What the task requires:
Extract all the lines below and reproduce each one exactly, omitting any picture from your answer.

Data supplied:
+-------+

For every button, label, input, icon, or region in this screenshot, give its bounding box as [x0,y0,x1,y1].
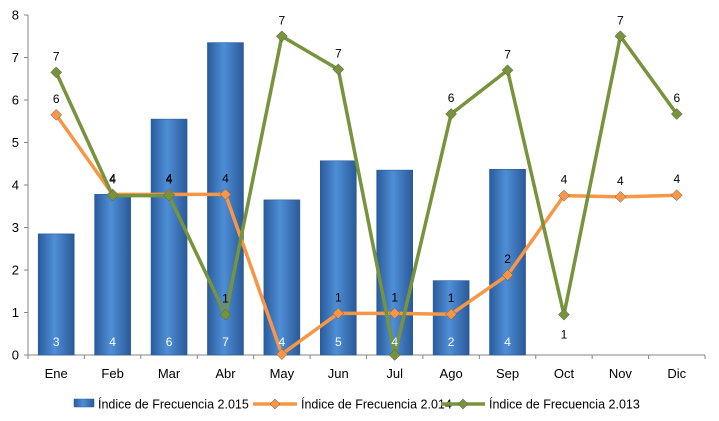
series-point [388,307,401,320]
series-point [501,269,514,281]
bar [376,169,414,356]
line-data-label: 4 [222,171,229,185]
line-data-label: 1 [335,290,342,304]
bar-data-label: 6 [166,335,173,349]
bars-series-2015 [37,42,526,356]
legend-label: Índice de Frecuencia 2.015 [98,397,249,412]
y-tick-label: 7 [12,50,19,65]
series-point [276,30,288,43]
line-data-label: 1 [561,328,568,342]
series-point [445,308,457,321]
line-data-label: 7 [617,13,624,27]
legend-swatch-marker [457,398,469,410]
line-data-label: 1 [448,291,455,305]
x-category-label: Jul [386,366,403,381]
series-point [558,189,570,202]
bar [150,118,188,356]
series-point [276,348,288,361]
line-data-label: 4 [166,173,173,187]
line-data-label: 7 [53,49,60,63]
line-data-label: 4 [617,174,624,188]
y-tick-label: 6 [12,93,19,108]
series-point [670,108,683,120]
x-category-label: Abr [215,366,236,381]
legend-label: Índice de Frecuencia 2.014 [301,397,452,412]
series-point [219,308,232,321]
series-point [332,63,345,76]
bar-data-label: 2 [448,335,455,349]
x-category-label: Feb [101,366,123,381]
y-tick-label: 8 [12,8,19,23]
x-category-label: Mar [158,366,181,381]
series-line-2 [54,34,679,357]
legend-label: Índice de Frecuencia 2.013 [489,397,640,412]
bar-data-label: 3 [53,335,60,349]
series-point [558,308,570,321]
series-point [614,191,627,203]
line-data-label: 4 [109,173,116,187]
series-point [614,30,627,43]
y-tick-label: 0 [12,348,19,363]
x-category-label: Dic [667,366,686,381]
series-point [106,189,119,202]
series-line-1 [54,113,677,356]
line-data-label: 2 [504,252,511,266]
bar [489,168,526,356]
bar-data-label: 4 [504,335,511,349]
series-point [388,349,401,361]
bar-data-label: 4 [391,335,398,349]
bar [37,233,75,356]
y-tick-label: 1 [12,305,19,320]
series-point [332,307,345,320]
legend-swatch-marker [269,398,281,410]
y-tick-label: 2 [12,263,19,278]
legend-swatch-bar [73,398,95,408]
line-data-label: 4 [109,171,116,185]
x-category-label: Ene [45,366,68,381]
bar [263,199,301,356]
line-data-label: 4 [673,172,680,186]
line-data-label: 6 [673,91,680,105]
bar-data-label: 7 [222,335,229,349]
bar [94,194,131,356]
line-data-label: 1 [391,290,398,304]
line-data-label: 7 [504,47,511,61]
series-point [50,66,63,79]
series-point [50,109,63,121]
legend: Índice de Frecuencia 2.015 Índice de Frec… [73,397,640,412]
y-tick-label: 3 [12,220,19,235]
bar [319,160,357,356]
line-data-label: 4 [166,171,173,185]
x-category-label: Sep [496,366,519,381]
line-data-label: 1 [222,292,229,306]
x-category-label: Oct [554,366,575,381]
series-point [219,188,232,201]
series-point [670,189,683,202]
x-category-label: May [270,366,295,381]
x-category-label: Ago [440,366,463,381]
y-tick-label: 4 [12,178,19,193]
x-category-label: Nov [609,366,633,381]
bar-data-label: 5 [335,335,342,349]
x-category-label: Jun [328,366,349,381]
axes: 0 1 2 3 4 5 6 7 8 Ene Feb Mar Abr May Jun Jul Ago Sep Oct N… [12,8,706,381]
line-data-label: 6 [53,92,60,106]
line-series [50,30,683,361]
series-point [445,108,457,120]
y-tick-label: 5 [12,135,19,150]
line-data-label: 4 [561,173,568,187]
line-data-label: 7 [335,46,342,60]
series-point [501,64,514,77]
line-data-label: 6 [448,91,455,105]
bar-data-label: 4 [279,335,286,349]
series-point [163,189,175,202]
line-data-label: 7 [279,13,286,27]
bar-data-label: 4 [109,335,116,349]
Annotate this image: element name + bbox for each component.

+-------+

Completed exercise:
For every button, label, input, icon, or region in this screenshot, give its bounding box as [x0,y0,x1,y1].
series-point [388,307,401,320]
series-point [501,269,514,281]
bar [376,169,414,356]
line-data-label: 4 [222,171,229,185]
line-data-label: 1 [335,290,342,304]
bar-data-label: 6 [166,335,173,349]
bars-series-2015 [37,42,526,356]
legend-label: Índice de Frecuencia 2.015 [98,397,249,412]
y-tick-label: 7 [12,50,19,65]
series-point [276,30,288,43]
line-data-label: 1 [561,328,568,342]
series-point [445,308,457,321]
line-data-label: 7 [617,13,624,27]
legend-swatch-marker [457,398,469,410]
line-data-label: 1 [448,291,455,305]
x-category-label: Jul [386,366,403,381]
series-point [558,189,570,202]
bar [150,118,188,356]
series-point [276,348,288,361]
line-data-label: 4 [166,173,173,187]
line-data-label: 7 [53,49,60,63]
line-data-label: 4 [617,174,624,188]
y-tick-label: 6 [12,93,19,108]
series-point [670,108,683,120]
x-category-label: Abr [215,366,236,381]
legend-label: Índice de Frecuencia 2.014 [301,397,452,412]
series-point [219,308,232,321]
series-point [332,63,345,76]
bar-data-label: 2 [448,335,455,349]
x-category-label: Feb [101,366,123,381]
y-tick-label: 8 [12,8,19,23]
x-category-label: Mar [158,366,181,381]
series-line-2 [54,34,679,357]
legend-label: Índice de Frecuencia 2.013 [489,397,640,412]
bar-data-label: 3 [53,335,60,349]
series-point [558,308,570,321]
series-point [614,191,627,203]
line-data-label: 4 [109,173,116,187]
series-point [614,30,627,43]
y-tick-label: 0 [12,348,19,363]
x-category-label: Dic [667,366,686,381]
series-point [106,189,119,202]
series-line-1 [54,113,677,356]
line-data-label: 2 [504,252,511,266]
bar [489,168,526,356]
bar-data-label: 4 [504,335,511,349]
series-point [388,349,401,361]
bar-data-label: 4 [391,335,398,349]
bar [37,233,75,356]
y-tick-label: 1 [12,305,19,320]
series-point [332,307,345,320]
legend-swatch-marker [269,398,281,410]
y-tick-label: 2 [12,263,19,278]
legend-swatch-bar [73,398,95,408]
line-data-label: 4 [109,171,116,185]
x-category-label: Ene [45,366,68,381]
bar [263,199,301,356]
line-data-label: 4 [673,172,680,186]
line-data-label: 6 [673,91,680,105]
bar-data-label: 7 [222,335,229,349]
bar [94,194,131,356]
line-data-label: 1 [391,290,398,304]
line-data-label: 7 [504,47,511,61]
series-point [50,66,63,79]
series-point [50,109,63,121]
legend: Índice de Frecuencia 2.015 Índice de Frec… [73,397,640,412]
y-tick-label: 3 [12,220,19,235]
bar [319,160,357,356]
line-data-label: 4 [166,171,173,185]
x-category-label: Sep [496,366,519,381]
line-data-label: 1 [222,292,229,306]
x-category-label: Oct [554,366,575,381]
series-point [219,188,232,201]
series-point [670,189,683,202]
x-category-label: May [270,366,295,381]
x-category-label: Ago [440,366,463,381]
y-tick-label: 4 [12,178,19,193]
x-category-label: Nov [609,366,633,381]
bar-data-label: 5 [335,335,342,349]
x-category-label: Jun [328,366,349,381]
axes: 0 1 2 3 4 5 6 7 8 Ene Feb Mar Abr May Jun Jul Ago Sep Oct N… [12,8,706,381]
line-data-label: 6 [53,92,60,106]
line-series [50,30,683,361]
series-point [445,108,457,120]
y-tick-label: 5 [12,135,19,150]
line-data-label: 4 [561,173,568,187]
line-data-label: 7 [335,46,342,60]
series-point [501,64,514,77]
line-data-label: 6 [448,91,455,105]
bar-data-label: 4 [279,335,286,349]
series-point [163,189,175,202]
line-data-label: 7 [279,13,286,27]
bar-data-label: 4 [109,335,116,349]
Annotate this image: element name + bbox for each component.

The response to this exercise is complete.